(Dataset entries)
# # # #

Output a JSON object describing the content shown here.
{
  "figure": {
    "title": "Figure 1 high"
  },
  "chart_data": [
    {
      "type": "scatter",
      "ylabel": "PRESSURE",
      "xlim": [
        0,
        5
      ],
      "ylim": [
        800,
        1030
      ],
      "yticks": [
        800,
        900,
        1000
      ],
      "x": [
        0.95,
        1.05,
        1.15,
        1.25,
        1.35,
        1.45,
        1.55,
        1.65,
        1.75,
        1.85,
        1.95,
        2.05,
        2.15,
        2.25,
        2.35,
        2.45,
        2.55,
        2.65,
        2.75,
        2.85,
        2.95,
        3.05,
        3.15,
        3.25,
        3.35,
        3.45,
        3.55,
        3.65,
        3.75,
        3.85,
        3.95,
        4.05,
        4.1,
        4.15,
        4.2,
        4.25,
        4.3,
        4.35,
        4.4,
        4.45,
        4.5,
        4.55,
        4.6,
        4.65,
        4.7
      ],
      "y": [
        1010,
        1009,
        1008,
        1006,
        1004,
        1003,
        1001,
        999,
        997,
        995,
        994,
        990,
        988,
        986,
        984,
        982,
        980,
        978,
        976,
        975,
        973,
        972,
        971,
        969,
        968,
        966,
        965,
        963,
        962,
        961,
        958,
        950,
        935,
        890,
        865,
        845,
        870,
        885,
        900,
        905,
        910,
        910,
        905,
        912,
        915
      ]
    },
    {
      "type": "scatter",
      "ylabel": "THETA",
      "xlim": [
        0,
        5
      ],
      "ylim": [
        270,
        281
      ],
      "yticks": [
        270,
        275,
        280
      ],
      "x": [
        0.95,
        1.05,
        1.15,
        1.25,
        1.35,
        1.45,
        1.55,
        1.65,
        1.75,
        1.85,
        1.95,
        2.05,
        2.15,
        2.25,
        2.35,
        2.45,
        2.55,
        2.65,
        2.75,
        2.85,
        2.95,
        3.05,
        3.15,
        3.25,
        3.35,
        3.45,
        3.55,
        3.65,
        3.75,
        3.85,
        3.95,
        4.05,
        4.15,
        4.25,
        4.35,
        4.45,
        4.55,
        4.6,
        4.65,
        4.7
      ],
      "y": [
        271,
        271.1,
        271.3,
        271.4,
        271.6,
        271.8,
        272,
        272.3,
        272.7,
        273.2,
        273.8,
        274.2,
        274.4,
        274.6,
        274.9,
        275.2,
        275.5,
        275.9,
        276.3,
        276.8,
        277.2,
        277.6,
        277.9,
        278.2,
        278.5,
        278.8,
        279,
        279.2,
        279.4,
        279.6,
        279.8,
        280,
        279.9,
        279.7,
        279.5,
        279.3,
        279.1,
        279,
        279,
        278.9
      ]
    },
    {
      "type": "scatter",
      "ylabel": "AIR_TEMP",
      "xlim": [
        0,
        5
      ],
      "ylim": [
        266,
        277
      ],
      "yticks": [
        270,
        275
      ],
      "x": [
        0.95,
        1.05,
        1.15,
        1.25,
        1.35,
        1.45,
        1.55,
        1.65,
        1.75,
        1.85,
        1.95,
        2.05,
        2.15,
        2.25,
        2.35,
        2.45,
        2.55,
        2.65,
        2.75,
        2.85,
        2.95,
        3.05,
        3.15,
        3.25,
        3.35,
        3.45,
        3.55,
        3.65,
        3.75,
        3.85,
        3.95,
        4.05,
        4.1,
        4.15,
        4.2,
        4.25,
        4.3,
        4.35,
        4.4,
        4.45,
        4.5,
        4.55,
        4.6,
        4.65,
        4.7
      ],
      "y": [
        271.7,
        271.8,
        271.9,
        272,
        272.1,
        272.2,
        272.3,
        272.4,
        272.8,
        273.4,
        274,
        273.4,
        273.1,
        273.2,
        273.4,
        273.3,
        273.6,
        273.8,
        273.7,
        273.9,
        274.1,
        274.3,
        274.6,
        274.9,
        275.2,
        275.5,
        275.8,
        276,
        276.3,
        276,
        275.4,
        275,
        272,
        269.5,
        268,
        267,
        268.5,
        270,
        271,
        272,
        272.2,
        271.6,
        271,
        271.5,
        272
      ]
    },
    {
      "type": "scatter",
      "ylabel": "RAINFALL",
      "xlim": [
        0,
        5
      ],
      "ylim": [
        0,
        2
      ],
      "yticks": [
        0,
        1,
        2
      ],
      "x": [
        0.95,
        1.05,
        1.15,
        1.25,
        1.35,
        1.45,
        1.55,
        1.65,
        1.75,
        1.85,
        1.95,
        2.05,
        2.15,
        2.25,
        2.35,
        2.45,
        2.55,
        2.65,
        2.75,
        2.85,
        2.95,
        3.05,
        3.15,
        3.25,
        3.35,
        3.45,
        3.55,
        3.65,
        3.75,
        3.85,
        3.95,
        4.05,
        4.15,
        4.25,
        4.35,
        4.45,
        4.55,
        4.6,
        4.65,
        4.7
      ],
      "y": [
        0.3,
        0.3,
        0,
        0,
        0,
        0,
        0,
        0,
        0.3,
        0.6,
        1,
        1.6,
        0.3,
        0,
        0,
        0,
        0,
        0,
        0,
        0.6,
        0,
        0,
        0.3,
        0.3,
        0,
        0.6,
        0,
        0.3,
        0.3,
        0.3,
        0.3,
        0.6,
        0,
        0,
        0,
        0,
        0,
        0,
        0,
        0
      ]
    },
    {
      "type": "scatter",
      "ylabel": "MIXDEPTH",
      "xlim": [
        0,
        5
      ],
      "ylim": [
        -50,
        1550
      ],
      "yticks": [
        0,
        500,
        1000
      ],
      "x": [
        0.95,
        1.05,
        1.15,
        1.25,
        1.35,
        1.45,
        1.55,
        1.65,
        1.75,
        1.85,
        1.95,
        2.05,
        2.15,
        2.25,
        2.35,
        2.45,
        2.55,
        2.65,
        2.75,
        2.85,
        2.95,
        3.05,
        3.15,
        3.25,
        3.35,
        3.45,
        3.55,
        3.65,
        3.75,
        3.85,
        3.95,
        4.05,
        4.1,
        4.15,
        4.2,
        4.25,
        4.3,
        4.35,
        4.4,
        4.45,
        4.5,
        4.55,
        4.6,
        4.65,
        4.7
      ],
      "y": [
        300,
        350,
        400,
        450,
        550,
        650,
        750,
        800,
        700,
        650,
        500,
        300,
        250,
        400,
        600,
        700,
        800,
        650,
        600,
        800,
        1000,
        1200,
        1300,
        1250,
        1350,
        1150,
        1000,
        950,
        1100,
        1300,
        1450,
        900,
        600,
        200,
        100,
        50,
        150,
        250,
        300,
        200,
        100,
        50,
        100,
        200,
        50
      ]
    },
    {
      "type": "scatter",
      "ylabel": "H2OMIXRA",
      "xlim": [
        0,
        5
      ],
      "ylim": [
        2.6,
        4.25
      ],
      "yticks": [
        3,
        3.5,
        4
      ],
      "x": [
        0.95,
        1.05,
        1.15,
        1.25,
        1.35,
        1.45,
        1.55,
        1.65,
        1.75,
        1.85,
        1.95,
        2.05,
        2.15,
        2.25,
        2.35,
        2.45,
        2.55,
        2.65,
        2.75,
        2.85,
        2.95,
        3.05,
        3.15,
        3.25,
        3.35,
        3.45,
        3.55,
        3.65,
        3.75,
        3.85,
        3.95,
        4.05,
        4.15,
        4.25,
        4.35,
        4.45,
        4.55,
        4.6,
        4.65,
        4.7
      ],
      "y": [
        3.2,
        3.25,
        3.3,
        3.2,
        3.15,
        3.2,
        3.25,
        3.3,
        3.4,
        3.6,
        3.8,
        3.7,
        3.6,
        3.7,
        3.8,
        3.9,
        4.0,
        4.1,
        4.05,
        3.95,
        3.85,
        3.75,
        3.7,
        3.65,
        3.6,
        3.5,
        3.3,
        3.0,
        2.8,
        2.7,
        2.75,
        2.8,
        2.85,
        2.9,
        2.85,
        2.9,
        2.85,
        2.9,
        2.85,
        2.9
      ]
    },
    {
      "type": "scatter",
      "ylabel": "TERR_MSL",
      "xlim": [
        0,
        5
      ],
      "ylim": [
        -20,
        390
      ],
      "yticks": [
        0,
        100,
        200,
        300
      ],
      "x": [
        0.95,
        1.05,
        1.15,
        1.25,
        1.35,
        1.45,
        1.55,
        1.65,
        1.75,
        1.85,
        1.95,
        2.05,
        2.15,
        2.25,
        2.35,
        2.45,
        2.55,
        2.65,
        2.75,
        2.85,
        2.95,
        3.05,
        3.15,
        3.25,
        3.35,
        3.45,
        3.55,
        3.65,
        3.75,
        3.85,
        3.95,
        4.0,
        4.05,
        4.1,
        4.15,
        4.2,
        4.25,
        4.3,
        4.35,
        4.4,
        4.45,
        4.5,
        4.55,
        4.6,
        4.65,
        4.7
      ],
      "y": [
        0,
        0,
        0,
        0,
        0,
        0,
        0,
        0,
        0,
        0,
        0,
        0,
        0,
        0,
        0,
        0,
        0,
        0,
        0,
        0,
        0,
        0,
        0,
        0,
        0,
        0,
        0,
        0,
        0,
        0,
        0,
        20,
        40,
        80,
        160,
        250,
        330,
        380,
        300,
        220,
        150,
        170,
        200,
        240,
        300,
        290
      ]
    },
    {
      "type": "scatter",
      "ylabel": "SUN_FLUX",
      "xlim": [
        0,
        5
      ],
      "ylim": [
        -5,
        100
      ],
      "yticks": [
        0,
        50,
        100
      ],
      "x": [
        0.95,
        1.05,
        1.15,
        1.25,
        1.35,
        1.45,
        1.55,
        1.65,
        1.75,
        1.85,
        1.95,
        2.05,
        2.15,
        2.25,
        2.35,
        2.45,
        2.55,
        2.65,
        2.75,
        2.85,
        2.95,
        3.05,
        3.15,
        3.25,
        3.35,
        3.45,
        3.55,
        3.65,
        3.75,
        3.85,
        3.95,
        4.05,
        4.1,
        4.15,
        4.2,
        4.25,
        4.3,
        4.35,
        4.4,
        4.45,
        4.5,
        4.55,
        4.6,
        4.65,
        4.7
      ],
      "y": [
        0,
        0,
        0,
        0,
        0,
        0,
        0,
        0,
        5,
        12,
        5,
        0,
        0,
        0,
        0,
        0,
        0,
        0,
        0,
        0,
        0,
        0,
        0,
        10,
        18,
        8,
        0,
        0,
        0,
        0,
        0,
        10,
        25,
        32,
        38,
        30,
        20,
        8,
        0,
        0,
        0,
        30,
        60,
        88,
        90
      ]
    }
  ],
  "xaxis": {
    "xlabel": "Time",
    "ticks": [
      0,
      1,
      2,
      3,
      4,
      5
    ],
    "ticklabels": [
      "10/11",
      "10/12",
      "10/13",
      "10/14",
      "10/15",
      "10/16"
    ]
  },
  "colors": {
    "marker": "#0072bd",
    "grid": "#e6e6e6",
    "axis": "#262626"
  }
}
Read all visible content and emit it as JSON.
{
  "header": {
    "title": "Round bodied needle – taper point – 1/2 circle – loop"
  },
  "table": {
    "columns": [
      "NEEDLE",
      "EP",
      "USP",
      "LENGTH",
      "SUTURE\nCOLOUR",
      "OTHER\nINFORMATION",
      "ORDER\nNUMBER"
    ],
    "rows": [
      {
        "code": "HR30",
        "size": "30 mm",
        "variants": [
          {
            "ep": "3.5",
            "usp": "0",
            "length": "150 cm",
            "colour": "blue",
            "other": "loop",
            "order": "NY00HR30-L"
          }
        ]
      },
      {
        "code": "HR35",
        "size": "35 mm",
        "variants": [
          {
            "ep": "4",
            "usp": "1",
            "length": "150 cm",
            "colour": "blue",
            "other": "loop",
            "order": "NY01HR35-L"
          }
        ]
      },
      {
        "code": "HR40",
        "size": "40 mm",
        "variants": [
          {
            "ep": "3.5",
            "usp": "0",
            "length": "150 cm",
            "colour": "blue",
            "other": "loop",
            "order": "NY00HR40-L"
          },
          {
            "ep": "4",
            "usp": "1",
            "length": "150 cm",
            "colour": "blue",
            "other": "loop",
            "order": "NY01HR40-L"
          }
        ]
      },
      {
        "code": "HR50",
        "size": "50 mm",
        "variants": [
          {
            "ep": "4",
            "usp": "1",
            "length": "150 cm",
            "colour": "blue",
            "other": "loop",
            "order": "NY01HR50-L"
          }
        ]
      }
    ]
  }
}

# # # #

PROBLEM.
Find the word "ylabel" in the data and show each line that holds it.

ANSWER TO THIS EXERCISE.
      "ylabel": "PRESSURE",
      "ylabel": "THETA",
      "ylabel": "AIR_TEMP",
      "ylabel": "RAINFALL",
      "ylabel": "MIXDEPTH",
      "ylabel": "H2OMIXRA",
      "ylabel": "TERR_MSL",
      "ylabel": "SUN_FLUX",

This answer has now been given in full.